**GIVEN INSTRUCTION**
Rewrite every line of the listing below as a numbered list, leaving out any blank lines.

**RECORDS FOR THIS TASK**
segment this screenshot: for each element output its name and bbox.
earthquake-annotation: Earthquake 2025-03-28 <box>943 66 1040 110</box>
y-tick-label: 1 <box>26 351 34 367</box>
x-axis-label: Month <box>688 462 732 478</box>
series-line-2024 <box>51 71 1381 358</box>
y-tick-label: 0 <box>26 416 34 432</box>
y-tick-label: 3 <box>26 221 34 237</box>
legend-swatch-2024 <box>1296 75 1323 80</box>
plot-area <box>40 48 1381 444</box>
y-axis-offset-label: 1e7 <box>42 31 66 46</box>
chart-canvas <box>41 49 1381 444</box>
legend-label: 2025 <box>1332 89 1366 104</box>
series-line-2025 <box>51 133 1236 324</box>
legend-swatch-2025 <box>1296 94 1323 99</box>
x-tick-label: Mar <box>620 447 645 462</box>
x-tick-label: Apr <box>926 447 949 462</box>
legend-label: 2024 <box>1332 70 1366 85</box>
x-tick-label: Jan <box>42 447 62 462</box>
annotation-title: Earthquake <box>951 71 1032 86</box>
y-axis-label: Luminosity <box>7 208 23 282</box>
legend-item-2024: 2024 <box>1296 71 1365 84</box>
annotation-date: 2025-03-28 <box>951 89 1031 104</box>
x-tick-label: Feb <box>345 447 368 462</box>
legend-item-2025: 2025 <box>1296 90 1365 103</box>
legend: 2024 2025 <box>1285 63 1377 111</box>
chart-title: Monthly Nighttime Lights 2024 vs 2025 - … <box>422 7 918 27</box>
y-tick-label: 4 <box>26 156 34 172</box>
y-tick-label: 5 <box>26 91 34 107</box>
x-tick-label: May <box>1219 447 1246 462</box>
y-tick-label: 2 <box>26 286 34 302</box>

**ANSWER TO THIS PROBLEM**
1. segment this screenshot: for each element output its name and bbox.
2. earthquake-annotation: Earthquake 2025-03-28 <box>943 66 1040 110</box>
3. y-tick-label: 1 <box>26 351 34 367</box>
4. x-axis-label: Month <box>688 462 732 478</box>
5. series-line-2024 <box>51 71 1381 358</box>
6. y-tick-label: 0 <box>26 416 34 432</box>
7. y-tick-label: 3 <box>26 221 34 237</box>
8. legend-swatch-2024 <box>1296 75 1323 80</box>
9. plot-area <box>40 48 1381 444</box>
10. y-axis-offset-label: 1e7 <box>42 31 66 46</box>
11. chart-canvas <box>41 49 1381 444</box>
12. legend-label: 2025 <box>1332 89 1366 104</box>
13. series-line-2025 <box>51 133 1236 324</box>
14. legend-swatch-2025 <box>1296 94 1323 99</box>
15. x-tick-label: Mar <box>620 447 645 462</box>
16. x-tick-label: Apr <box>926 447 949 462</box>
17. legend-label: 2024 <box>1332 70 1366 85</box>
18. x-tick-label: Jan <box>42 447 62 462</box>
19. annotation-title: Earthquake <box>951 71 1032 86</box>
20. y-axis-label: Luminosity <box>7 208 23 282</box>
21. legend-item-2024: 2024 <box>1296 71 1365 84</box>
22. annotation-date: 2025-03-28 <box>951 89 1031 104</box>
23. x-tick-label: Feb <box>345 447 368 462</box>
24. legend-item-2025: 2025 <box>1296 90 1365 103</box>
25. legend: 2024 2025 <box>1285 63 1377 111</box>
26. chart-title: Monthly Nighttime Lights 2024 vs 2025 - … <box>422 7 918 27</box>
27. y-tick-label: 4 <box>26 156 34 172</box>
28. y-tick-label: 5 <box>26 91 34 107</box>
29. x-tick-label: May <box>1219 447 1246 462</box>
30. y-tick-label: 2 <box>26 286 34 302</box>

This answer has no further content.